━━━━━ Input rows ━━━━━

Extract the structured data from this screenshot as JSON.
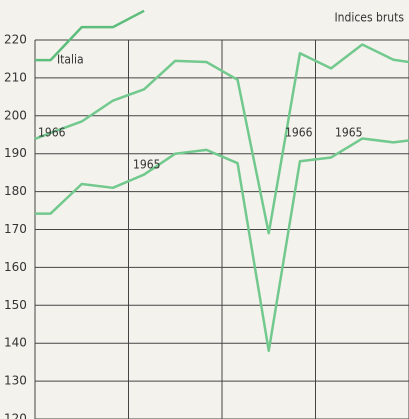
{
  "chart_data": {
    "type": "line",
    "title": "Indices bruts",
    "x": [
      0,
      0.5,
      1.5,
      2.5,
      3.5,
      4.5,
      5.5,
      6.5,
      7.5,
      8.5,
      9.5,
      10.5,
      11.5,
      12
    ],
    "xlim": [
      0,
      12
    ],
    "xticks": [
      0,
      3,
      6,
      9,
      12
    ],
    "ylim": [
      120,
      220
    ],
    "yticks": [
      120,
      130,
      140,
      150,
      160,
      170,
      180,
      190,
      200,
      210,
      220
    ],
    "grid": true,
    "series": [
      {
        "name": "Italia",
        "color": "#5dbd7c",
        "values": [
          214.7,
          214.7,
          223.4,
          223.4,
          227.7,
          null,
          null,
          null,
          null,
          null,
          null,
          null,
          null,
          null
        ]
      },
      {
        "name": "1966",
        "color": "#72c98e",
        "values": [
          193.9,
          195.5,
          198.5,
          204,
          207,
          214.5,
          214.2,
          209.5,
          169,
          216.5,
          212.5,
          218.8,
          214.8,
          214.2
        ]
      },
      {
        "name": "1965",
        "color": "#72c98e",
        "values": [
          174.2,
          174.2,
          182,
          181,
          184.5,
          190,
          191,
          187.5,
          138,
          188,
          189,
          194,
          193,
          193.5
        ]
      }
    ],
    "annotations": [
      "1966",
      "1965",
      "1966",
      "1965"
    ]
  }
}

━━━━━

■ Problem to work on:
Your job is to transcribe the entries above exactly; skip the pictures.

■ Reply to the exercise:
Extract the structured data from this screenshot as JSON.
{
  "chart_data": {
    "type": "line",
    "title": "Indices bruts",
    "x": [
      0,
      0.5,
      1.5,
      2.5,
      3.5,
      4.5,
      5.5,
      6.5,
      7.5,
      8.5,
      9.5,
      10.5,
      11.5,
      12
    ],
    "xlim": [
      0,
      12
    ],
    "xticks": [
      0,
      3,
      6,
      9,
      12
    ],
    "ylim": [
      120,
      220
    ],
    "yticks": [
      120,
      130,
      140,
      150,
      160,
      170,
      180,
      190,
      200,
      210,
      220
    ],
    "grid": true,
    "series": [
      {
        "name": "Italia",
        "color": "#5dbd7c",
        "values": [
          214.7,
          214.7,
          223.4,
          223.4,
          227.7,
          null,
          null,
          null,
          null,
          null,
          null,
          null,
          null,
          null
        ]
      },
      {
        "name": "1966",
        "color": "#72c98e",
        "values": [
          193.9,
          195.5,
          198.5,
          204,
          207,
          214.5,
          214.2,
          209.5,
          169,
          216.5,
          212.5,
          218.8,
          214.8,
          214.2
        ]
      },
      {
        "name": "1965",
        "color": "#72c98e",
        "values": [
          174.2,
          174.2,
          182,
          181,
          184.5,
          190,
          191,
          187.5,
          138,
          188,
          189,
          194,
          193,
          193.5
        ]
      }
    ],
    "annotations": [
      "1966",
      "1965",
      "1966",
      "1965"
    ]
  }
}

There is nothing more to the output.